## What is being asked
Your task is to repeat the entries word for word while leaving out the pictures.

--- Available records ---

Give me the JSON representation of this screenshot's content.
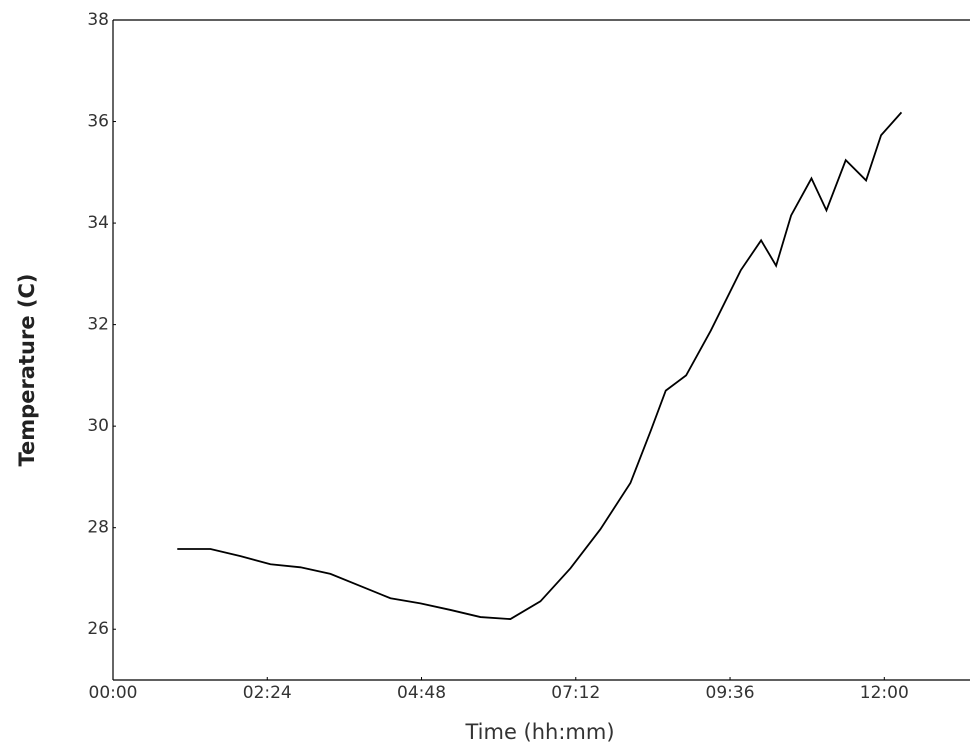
{
  "chart_data": {
    "type": "line",
    "x_label": "Time (hh:mm)",
    "y_label": "Temperature (C)",
    "xlim": [
      0,
      800
    ],
    "ylim": [
      25,
      38
    ],
    "xticks": [
      {
        "value": 0,
        "label": "00:00"
      },
      {
        "value": 144,
        "label": "02:24"
      },
      {
        "value": 288,
        "label": "04:48"
      },
      {
        "value": 432,
        "label": "07:12"
      },
      {
        "value": 576,
        "label": "09:36"
      },
      {
        "value": 720,
        "label": "12:00"
      }
    ],
    "yticks": [
      26,
      28,
      30,
      32,
      34,
      36,
      38
    ],
    "series": [
      {
        "color": "#000000",
        "x": [
          60,
          91,
          119,
          147,
          175,
          203,
          231,
          259,
          287,
          315,
          343,
          371,
          399,
          427,
          455,
          483,
          502,
          516,
          535,
          558,
          586,
          605,
          619,
          633,
          652,
          666,
          684,
          703,
          717,
          736
        ],
        "values": [
          27.58,
          27.58,
          27.44,
          27.28,
          27.22,
          27.09,
          26.85,
          26.61,
          26.51,
          26.38,
          26.24,
          26.2,
          26.55,
          27.2,
          27.97,
          28.88,
          29.91,
          30.7,
          31.0,
          31.88,
          33.07,
          33.66,
          33.16,
          34.15,
          34.88,
          34.25,
          35.24,
          34.84,
          35.73,
          36.18
        ]
      }
    ]
  }
}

---

## Answer for this exercise
Give me the JSON representation of this screenshot's content.
{
  "chart_data": {
    "type": "line",
    "x_label": "Time (hh:mm)",
    "y_label": "Temperature (C)",
    "xlim": [
      0,
      800
    ],
    "ylim": [
      25,
      38
    ],
    "xticks": [
      {
        "value": 0,
        "label": "00:00"
      },
      {
        "value": 144,
        "label": "02:24"
      },
      {
        "value": 288,
        "label": "04:48"
      },
      {
        "value": 432,
        "label": "07:12"
      },
      {
        "value": 576,
        "label": "09:36"
      },
      {
        "value": 720,
        "label": "12:00"
      }
    ],
    "yticks": [
      26,
      28,
      30,
      32,
      34,
      36,
      38
    ],
    "series": [
      {
        "color": "#000000",
        "x": [
          60,
          91,
          119,
          147,
          175,
          203,
          231,
          259,
          287,
          315,
          343,
          371,
          399,
          427,
          455,
          483,
          502,
          516,
          535,
          558,
          586,
          605,
          619,
          633,
          652,
          666,
          684,
          703,
          717,
          736
        ],
        "values": [
          27.58,
          27.58,
          27.44,
          27.28,
          27.22,
          27.09,
          26.85,
          26.61,
          26.51,
          26.38,
          26.24,
          26.2,
          26.55,
          27.2,
          27.97,
          28.88,
          29.91,
          30.7,
          31.0,
          31.88,
          33.07,
          33.66,
          33.16,
          34.15,
          34.88,
          34.25,
          35.24,
          34.84,
          35.73,
          36.18
        ]
      }
    ]
  }
}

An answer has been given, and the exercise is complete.